(Source data)
################
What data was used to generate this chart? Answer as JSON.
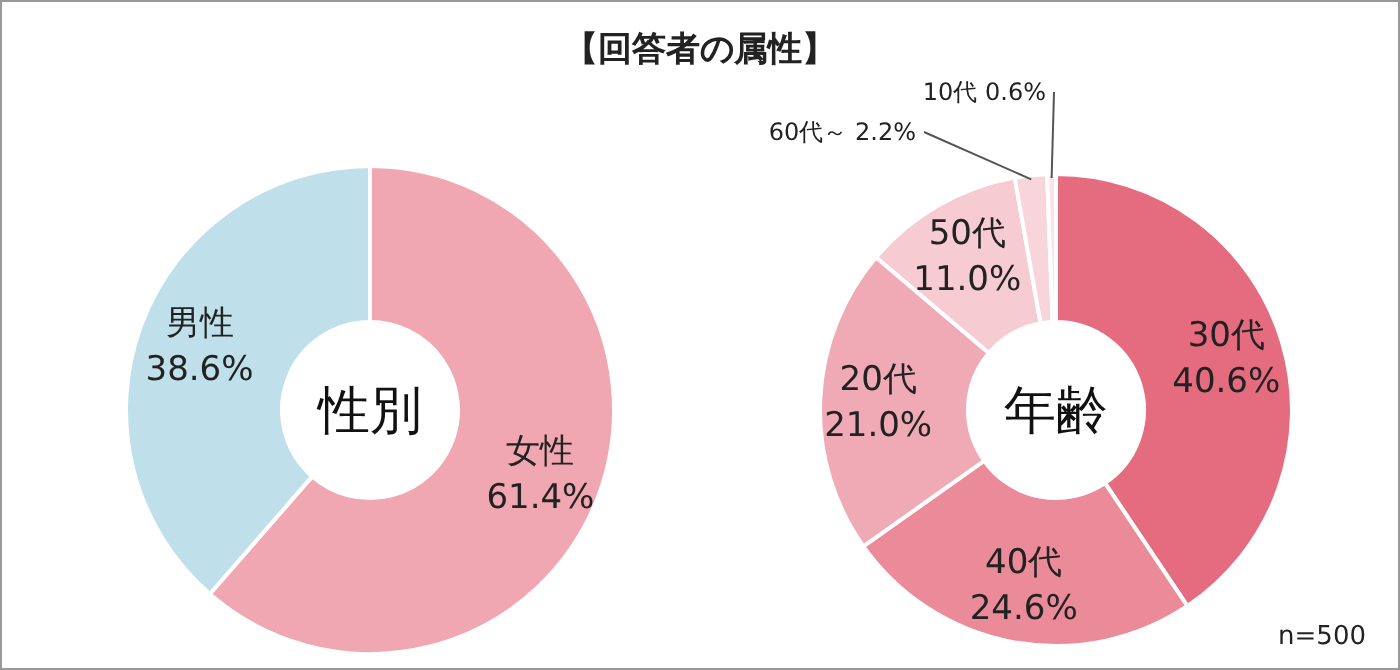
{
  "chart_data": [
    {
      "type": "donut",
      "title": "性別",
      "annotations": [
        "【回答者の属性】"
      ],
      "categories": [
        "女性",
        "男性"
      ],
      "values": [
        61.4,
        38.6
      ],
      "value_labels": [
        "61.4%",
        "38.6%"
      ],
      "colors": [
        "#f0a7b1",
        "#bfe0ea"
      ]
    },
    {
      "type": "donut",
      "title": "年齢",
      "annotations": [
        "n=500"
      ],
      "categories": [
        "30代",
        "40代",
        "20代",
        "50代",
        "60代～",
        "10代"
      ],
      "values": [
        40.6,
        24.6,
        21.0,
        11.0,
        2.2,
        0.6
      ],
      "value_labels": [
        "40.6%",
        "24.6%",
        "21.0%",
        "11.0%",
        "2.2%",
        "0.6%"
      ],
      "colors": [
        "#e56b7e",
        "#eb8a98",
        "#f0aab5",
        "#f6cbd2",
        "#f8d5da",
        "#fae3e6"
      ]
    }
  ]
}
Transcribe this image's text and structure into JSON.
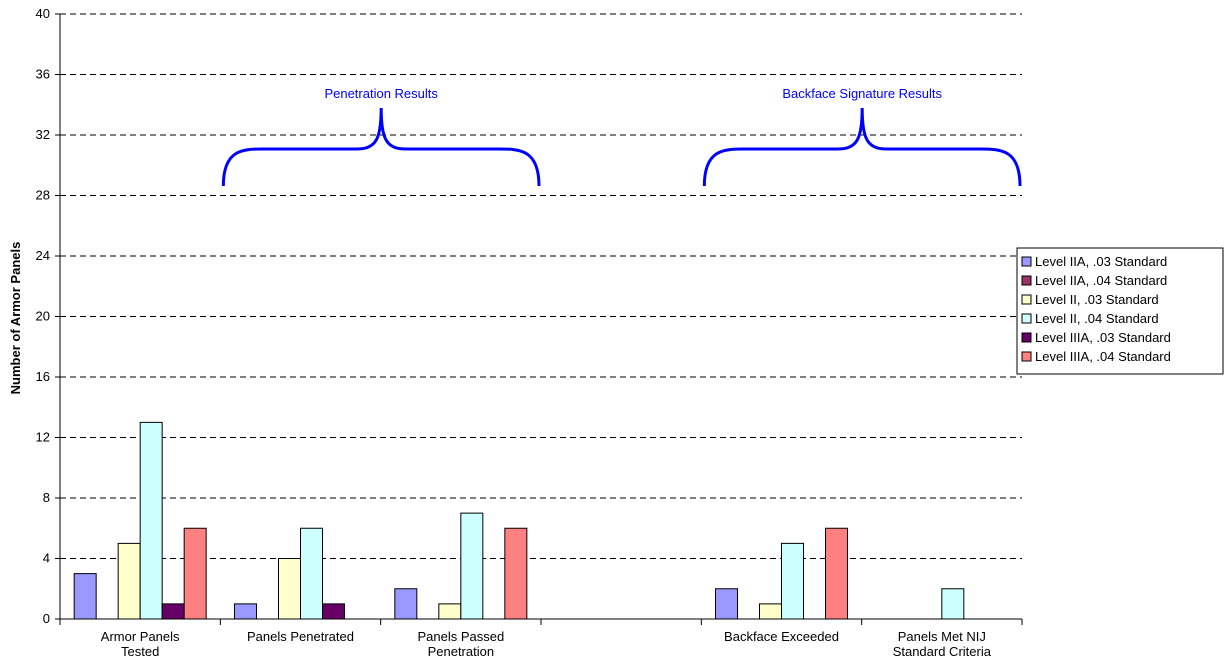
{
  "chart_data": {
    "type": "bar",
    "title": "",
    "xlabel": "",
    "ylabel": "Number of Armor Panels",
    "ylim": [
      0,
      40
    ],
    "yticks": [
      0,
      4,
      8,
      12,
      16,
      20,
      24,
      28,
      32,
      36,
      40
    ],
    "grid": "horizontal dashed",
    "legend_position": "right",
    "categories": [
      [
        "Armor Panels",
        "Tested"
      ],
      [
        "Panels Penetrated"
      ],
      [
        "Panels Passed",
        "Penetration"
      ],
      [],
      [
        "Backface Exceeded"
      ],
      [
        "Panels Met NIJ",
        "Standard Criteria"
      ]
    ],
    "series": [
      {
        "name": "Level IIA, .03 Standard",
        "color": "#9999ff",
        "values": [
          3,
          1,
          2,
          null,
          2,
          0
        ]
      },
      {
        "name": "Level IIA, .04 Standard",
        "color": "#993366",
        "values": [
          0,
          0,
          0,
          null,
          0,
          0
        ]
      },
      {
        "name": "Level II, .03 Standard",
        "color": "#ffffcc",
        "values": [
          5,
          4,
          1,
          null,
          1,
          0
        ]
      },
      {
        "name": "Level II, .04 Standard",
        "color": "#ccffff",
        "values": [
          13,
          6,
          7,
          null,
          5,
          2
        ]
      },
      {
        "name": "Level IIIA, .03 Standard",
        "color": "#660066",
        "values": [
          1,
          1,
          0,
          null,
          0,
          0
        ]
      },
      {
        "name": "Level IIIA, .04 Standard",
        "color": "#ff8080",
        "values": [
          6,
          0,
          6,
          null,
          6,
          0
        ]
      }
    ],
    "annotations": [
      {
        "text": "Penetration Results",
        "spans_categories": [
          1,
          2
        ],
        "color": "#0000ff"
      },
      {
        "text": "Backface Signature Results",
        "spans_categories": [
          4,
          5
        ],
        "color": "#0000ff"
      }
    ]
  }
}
################
> WORK INSTRUCTIONS
Copy the entries above faithfully and omit every image.

> WORKED ANSWER
What data was used to generate this chart? Answer as JSON.
{
  "chart_data": [
    {
      "type": "donut",
      "title": "性別",
      "annotations": [
        "【回答者の属性】"
      ],
      "categories": [
        "女性",
        "男性"
      ],
      "values": [
        61.4,
        38.6
      ],
      "value_labels": [
        "61.4%",
        "38.6%"
      ],
      "colors": [
        "#f0a7b1",
        "#bfe0ea"
      ]
    },
    {
      "type": "donut",
      "title": "年齢",
      "annotations": [
        "n=500"
      ],
      "categories": [
        "30代",
        "40代",
        "20代",
        "50代",
        "60代～",
        "10代"
      ],
      "values": [
        40.6,
        24.6,
        21.0,
        11.0,
        2.2,
        0.6
      ],
      "value_labels": [
        "40.6%",
        "24.6%",
        "21.0%",
        "11.0%",
        "2.2%",
        "0.6%"
      ],
      "colors": [
        "#e56b7e",
        "#eb8a98",
        "#f0aab5",
        "#f6cbd2",
        "#f8d5da",
        "#fae3e6"
      ]
    }
  ]
}
Transcribe this image's text and structure into JSON.
{
  "chart_data": {
    "type": "bar",
    "title": "",
    "xlabel": "",
    "ylabel": "Number of Armor Panels",
    "ylim": [
      0,
      40
    ],
    "yticks": [
      0,
      4,
      8,
      12,
      16,
      20,
      24,
      28,
      32,
      36,
      40
    ],
    "grid": "horizontal dashed",
    "legend_position": "right",
    "categories": [
      [
        "Armor Panels",
        "Tested"
      ],
      [
        "Panels Penetrated"
      ],
      [
        "Panels Passed",
        "Penetration"
      ],
      [],
      [
        "Backface Exceeded"
      ],
      [
        "Panels Met NIJ",
        "Standard Criteria"
      ]
    ],
    "series": [
      {
        "name": "Level IIA, .03 Standard",
        "color": "#9999ff",
        "values": [
          3,
          1,
          2,
          null,
          2,
          0
        ]
      },
      {
        "name": "Level IIA, .04 Standard",
        "color": "#993366",
        "values": [
          0,
          0,
          0,
          null,
          0,
          0
        ]
      },
      {
        "name": "Level II, .03 Standard",
        "color": "#ffffcc",
        "values": [
          5,
          4,
          1,
          null,
          1,
          0
        ]
      },
      {
        "name": "Level II, .04 Standard",
        "color": "#ccffff",
        "values": [
          13,
          6,
          7,
          null,
          5,
          2
        ]
      },
      {
        "name": "Level IIIA, .03 Standard",
        "color": "#660066",
        "values": [
          1,
          1,
          0,
          null,
          0,
          0
        ]
      },
      {
        "name": "Level IIIA, .04 Standard",
        "color": "#ff8080",
        "values": [
          6,
          0,
          6,
          null,
          6,
          0
        ]
      }
    ],
    "annotations": [
      {
        "text": "Penetration Results",
        "spans_categories": [
          1,
          2
        ],
        "color": "#0000ff"
      },
      {
        "text": "Backface Signature Results",
        "spans_categories": [
          4,
          5
        ],
        "color": "#0000ff"
      }
    ]
  }
}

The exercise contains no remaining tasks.